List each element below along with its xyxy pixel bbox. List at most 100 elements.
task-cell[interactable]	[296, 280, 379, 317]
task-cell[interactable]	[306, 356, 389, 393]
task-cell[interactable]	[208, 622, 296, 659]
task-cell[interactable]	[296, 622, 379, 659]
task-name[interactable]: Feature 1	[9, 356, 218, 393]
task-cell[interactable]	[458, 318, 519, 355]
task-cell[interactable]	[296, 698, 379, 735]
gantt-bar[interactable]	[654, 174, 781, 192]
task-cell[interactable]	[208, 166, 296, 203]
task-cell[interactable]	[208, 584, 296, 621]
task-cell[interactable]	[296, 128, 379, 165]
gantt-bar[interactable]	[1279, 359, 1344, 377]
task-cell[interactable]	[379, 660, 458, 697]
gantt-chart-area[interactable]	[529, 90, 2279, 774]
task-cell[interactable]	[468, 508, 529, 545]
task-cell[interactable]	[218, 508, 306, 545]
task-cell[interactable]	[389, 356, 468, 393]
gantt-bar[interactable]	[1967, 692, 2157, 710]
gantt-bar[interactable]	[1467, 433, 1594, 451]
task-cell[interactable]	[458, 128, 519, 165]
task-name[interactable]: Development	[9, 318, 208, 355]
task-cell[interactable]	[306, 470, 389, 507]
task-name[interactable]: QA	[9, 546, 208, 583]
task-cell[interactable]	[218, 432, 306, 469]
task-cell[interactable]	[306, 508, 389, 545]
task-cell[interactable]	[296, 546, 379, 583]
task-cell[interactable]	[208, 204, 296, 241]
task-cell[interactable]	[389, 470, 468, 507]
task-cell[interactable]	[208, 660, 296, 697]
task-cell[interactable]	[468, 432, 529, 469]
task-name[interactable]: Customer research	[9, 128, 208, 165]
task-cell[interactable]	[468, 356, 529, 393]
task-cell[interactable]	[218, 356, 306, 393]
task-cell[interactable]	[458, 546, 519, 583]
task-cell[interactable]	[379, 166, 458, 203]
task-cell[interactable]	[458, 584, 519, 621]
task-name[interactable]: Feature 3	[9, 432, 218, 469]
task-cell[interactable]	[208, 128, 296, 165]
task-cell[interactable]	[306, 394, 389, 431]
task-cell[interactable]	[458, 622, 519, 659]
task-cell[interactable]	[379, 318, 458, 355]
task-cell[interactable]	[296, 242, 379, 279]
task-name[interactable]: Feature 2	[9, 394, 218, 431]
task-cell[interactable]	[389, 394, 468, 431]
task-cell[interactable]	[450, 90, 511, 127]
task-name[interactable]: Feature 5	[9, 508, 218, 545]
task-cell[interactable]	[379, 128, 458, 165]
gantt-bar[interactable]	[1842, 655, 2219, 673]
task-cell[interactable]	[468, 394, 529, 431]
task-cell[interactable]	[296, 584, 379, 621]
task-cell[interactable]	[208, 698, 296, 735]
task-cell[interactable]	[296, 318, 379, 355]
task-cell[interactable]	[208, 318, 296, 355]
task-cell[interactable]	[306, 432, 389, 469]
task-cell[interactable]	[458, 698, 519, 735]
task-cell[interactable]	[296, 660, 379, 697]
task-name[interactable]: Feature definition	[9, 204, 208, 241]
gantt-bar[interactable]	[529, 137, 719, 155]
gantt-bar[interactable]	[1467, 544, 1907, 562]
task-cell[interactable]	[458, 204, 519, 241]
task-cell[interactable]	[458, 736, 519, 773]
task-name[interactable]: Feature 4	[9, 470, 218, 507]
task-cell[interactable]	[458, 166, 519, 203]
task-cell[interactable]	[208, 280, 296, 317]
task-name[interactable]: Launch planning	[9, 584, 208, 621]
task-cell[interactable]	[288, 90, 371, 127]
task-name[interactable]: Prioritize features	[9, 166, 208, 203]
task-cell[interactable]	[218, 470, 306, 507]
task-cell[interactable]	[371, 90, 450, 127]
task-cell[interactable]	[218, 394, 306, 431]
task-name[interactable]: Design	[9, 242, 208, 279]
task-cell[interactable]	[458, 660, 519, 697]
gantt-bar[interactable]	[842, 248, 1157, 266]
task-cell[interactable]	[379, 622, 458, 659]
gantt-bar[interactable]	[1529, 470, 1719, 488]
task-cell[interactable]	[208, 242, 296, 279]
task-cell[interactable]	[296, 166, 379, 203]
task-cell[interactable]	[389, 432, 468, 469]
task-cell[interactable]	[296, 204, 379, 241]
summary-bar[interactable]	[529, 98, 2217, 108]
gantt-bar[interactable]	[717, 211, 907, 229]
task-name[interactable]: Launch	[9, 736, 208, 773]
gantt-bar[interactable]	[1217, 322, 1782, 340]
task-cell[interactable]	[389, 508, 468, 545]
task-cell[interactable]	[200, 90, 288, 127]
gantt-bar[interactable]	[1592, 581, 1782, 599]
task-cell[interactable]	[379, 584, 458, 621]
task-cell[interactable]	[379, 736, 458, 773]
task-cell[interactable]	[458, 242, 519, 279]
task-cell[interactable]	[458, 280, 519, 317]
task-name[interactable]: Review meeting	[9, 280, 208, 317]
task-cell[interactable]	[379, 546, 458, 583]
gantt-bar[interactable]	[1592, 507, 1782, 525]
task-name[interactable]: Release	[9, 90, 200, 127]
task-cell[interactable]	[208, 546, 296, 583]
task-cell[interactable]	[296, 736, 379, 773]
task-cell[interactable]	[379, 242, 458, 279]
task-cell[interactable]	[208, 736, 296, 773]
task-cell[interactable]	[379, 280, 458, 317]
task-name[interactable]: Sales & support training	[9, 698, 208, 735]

▬▬▬

Task requirements: Rewrite the records from the start through the line that contains "318, 458, 355]", replacing "Customer research" with "User research" and keeping everything else unchanged.

Worked answer:
List each element below along with its xyxy pixel bbox. List at most 100 elements.
task-cell[interactable]	[296, 280, 379, 317]
task-cell[interactable]	[306, 356, 389, 393]
task-cell[interactable]	[208, 622, 296, 659]
task-cell[interactable]	[296, 622, 379, 659]
task-name[interactable]: Feature 1	[9, 356, 218, 393]
task-cell[interactable]	[458, 318, 519, 355]
task-cell[interactable]	[296, 698, 379, 735]
gantt-bar[interactable]	[654, 174, 781, 192]
task-cell[interactable]	[208, 166, 296, 203]
task-cell[interactable]	[208, 584, 296, 621]
task-cell[interactable]	[296, 128, 379, 165]
gantt-bar[interactable]	[1279, 359, 1344, 377]
task-cell[interactable]	[379, 660, 458, 697]
gantt-chart-area[interactable]	[529, 90, 2279, 774]
task-cell[interactable]	[468, 508, 529, 545]
task-cell[interactable]	[218, 508, 306, 545]
task-cell[interactable]	[389, 356, 468, 393]
gantt-bar[interactable]	[1967, 692, 2157, 710]
gantt-bar[interactable]	[1467, 433, 1594, 451]
task-cell[interactable]	[458, 128, 519, 165]
task-name[interactable]: Development	[9, 318, 208, 355]
task-cell[interactable]	[306, 470, 389, 507]
task-name[interactable]: QA	[9, 546, 208, 583]
task-cell[interactable]	[218, 432, 306, 469]
task-cell[interactable]	[306, 508, 389, 545]
task-cell[interactable]	[296, 546, 379, 583]
task-cell[interactable]	[208, 204, 296, 241]
task-cell[interactable]	[389, 470, 468, 507]
task-cell[interactable]	[208, 660, 296, 697]
task-cell[interactable]	[468, 432, 529, 469]
task-name[interactable]: User research	[9, 128, 208, 165]
task-cell[interactable]	[468, 356, 529, 393]
task-cell[interactable]	[218, 356, 306, 393]
task-cell[interactable]	[458, 546, 519, 583]
task-cell[interactable]	[379, 166, 458, 203]
task-cell[interactable]	[458, 584, 519, 621]
task-name[interactable]: Feature 3	[9, 432, 218, 469]
task-cell[interactable]	[208, 128, 296, 165]
task-cell[interactable]	[306, 394, 389, 431]
task-cell[interactable]	[458, 622, 519, 659]
task-cell[interactable]	[379, 318, 458, 355]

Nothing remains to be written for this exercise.